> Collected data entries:
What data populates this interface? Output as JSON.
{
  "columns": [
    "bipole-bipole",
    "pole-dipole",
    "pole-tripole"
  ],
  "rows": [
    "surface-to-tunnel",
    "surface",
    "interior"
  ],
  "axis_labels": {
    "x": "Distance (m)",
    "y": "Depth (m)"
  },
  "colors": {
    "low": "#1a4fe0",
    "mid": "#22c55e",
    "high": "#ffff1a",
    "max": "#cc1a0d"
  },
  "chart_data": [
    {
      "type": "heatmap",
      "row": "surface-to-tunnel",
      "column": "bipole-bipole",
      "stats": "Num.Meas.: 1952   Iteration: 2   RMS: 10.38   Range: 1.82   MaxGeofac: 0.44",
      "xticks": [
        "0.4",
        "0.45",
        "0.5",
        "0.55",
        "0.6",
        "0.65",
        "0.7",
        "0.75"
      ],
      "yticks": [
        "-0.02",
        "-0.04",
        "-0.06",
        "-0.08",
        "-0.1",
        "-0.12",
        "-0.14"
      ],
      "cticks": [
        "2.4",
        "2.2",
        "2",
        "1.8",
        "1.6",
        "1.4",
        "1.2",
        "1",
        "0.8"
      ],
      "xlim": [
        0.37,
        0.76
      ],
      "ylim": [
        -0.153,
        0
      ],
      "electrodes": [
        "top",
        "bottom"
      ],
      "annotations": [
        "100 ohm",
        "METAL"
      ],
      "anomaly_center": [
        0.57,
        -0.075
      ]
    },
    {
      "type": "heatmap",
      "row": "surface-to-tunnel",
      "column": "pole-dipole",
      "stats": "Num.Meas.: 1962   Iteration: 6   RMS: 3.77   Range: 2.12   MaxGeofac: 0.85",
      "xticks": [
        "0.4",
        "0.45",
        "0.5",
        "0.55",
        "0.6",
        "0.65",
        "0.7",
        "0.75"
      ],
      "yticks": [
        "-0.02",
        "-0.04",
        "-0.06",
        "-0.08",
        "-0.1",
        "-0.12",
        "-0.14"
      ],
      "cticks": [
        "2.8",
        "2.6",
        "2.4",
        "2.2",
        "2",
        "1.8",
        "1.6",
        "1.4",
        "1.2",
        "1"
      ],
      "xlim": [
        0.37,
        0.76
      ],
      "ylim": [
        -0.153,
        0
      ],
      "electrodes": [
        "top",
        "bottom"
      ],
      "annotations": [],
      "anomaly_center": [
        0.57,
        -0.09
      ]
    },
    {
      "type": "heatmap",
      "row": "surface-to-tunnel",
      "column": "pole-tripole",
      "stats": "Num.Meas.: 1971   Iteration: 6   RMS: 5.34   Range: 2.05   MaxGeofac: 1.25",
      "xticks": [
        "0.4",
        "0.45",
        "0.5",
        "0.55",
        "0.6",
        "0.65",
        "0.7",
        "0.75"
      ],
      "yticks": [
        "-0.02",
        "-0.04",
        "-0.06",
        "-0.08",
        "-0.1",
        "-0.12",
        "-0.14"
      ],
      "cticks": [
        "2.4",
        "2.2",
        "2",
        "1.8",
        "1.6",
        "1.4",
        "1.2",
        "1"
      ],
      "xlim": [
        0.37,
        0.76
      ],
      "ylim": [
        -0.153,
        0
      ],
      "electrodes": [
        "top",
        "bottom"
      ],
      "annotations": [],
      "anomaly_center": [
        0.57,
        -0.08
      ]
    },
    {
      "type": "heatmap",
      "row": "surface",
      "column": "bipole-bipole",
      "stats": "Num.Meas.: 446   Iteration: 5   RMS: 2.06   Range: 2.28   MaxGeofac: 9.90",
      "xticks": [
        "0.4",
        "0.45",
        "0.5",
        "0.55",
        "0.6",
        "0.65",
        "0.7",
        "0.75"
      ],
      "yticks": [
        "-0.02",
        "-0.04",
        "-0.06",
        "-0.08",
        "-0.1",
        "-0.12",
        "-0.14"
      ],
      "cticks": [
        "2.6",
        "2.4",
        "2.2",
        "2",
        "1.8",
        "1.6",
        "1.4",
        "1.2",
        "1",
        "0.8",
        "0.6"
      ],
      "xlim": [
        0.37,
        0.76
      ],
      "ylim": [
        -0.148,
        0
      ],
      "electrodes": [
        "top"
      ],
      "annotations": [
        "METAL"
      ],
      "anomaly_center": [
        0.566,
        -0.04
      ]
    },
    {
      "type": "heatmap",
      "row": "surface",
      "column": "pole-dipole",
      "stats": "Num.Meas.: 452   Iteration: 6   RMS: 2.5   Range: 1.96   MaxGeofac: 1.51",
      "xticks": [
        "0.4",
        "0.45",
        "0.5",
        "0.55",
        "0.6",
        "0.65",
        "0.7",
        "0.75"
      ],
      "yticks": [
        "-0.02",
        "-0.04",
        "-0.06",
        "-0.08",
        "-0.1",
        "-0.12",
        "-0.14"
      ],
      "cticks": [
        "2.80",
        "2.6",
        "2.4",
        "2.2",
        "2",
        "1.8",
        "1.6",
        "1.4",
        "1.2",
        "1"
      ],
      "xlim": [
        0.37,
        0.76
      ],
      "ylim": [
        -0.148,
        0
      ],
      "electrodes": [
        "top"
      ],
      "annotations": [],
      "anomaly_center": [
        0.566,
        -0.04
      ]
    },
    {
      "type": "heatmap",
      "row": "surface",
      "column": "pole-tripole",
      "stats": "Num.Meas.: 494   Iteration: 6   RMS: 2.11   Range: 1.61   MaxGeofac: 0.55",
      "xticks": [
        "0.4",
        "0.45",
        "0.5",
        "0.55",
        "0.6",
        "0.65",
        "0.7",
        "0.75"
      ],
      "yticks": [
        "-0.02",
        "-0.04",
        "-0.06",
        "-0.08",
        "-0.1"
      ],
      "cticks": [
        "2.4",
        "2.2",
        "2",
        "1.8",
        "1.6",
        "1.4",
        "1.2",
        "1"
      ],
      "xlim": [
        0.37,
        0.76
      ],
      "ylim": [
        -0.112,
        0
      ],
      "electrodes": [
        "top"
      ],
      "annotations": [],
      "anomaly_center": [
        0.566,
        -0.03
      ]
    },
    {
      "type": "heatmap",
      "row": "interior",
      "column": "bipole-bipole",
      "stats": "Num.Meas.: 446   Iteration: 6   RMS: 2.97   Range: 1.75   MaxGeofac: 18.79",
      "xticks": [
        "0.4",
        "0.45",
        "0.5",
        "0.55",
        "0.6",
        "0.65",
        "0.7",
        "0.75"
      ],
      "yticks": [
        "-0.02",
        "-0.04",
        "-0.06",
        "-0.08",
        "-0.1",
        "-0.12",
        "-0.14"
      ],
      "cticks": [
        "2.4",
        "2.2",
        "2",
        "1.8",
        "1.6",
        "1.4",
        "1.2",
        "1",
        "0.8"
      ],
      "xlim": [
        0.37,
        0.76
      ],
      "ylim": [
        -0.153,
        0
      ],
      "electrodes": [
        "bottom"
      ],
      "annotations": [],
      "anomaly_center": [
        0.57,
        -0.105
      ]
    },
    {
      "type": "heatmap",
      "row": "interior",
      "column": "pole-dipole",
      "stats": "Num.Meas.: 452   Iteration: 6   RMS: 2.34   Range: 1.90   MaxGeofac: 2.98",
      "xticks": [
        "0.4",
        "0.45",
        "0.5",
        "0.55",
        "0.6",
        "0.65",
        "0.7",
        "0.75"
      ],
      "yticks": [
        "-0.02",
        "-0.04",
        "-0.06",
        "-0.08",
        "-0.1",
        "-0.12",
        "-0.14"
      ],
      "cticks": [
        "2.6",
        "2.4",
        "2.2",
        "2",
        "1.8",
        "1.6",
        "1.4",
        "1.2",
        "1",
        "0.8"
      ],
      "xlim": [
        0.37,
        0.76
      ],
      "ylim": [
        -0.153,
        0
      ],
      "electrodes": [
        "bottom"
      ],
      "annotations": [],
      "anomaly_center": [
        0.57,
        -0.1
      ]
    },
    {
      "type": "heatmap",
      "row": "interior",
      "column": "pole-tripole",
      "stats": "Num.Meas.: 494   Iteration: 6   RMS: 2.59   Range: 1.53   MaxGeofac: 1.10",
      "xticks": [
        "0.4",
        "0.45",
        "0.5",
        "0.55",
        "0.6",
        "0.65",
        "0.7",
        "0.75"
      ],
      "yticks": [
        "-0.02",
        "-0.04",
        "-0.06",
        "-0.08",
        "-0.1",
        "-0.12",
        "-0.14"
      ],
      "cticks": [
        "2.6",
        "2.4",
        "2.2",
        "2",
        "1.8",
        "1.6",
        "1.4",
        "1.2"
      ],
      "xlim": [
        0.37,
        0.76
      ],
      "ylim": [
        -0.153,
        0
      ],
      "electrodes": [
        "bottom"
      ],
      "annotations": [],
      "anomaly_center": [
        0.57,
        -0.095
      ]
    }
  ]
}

> TASK DETAILS: Return a copy of every line that includes the word "Meas".

> FINISHED EXERCISE:
      "stats": "Num.Meas.: 1952   Iteration: 2   RMS: 10.38   Range: 1.82   MaxGeofac: 0.44",
      "stats": "Num.Meas.: 1962   Iteration: 6   RMS: 3.77   Range: 2.12   MaxGeofac: 0.85",
      "stats": "Num.Meas.: 1971   Iteration: 6   RMS: 5.34   Range: 2.05   MaxGeofac: 1.25",
      "stats": "Num.Meas.: 446   Iteration: 5   RMS: 2.06   Range: 2.28   MaxGeofac: 9.90",
      "stats": "Num.Meas.: 452   Iteration: 6   RMS: 2.5   Range: 1.96   MaxGeofac: 1.51",
      "stats": "Num.Meas.: 494   Iteration: 6   RMS: 2.11   Range: 1.61   MaxGeofac: 0.55",
      "stats": "Num.Meas.: 446   Iteration: 6   RMS: 2.97   Range: 1.75   MaxGeofac: 18.79",
      "stats": "Num.Meas.: 452   Iteration: 6   RMS: 2.34   Range: 1.90   MaxGeofac: 2.98",
      "stats": "Num.Meas.: 494   Iteration: 6   RMS: 2.59   Range: 1.53   MaxGeofac: 1.10",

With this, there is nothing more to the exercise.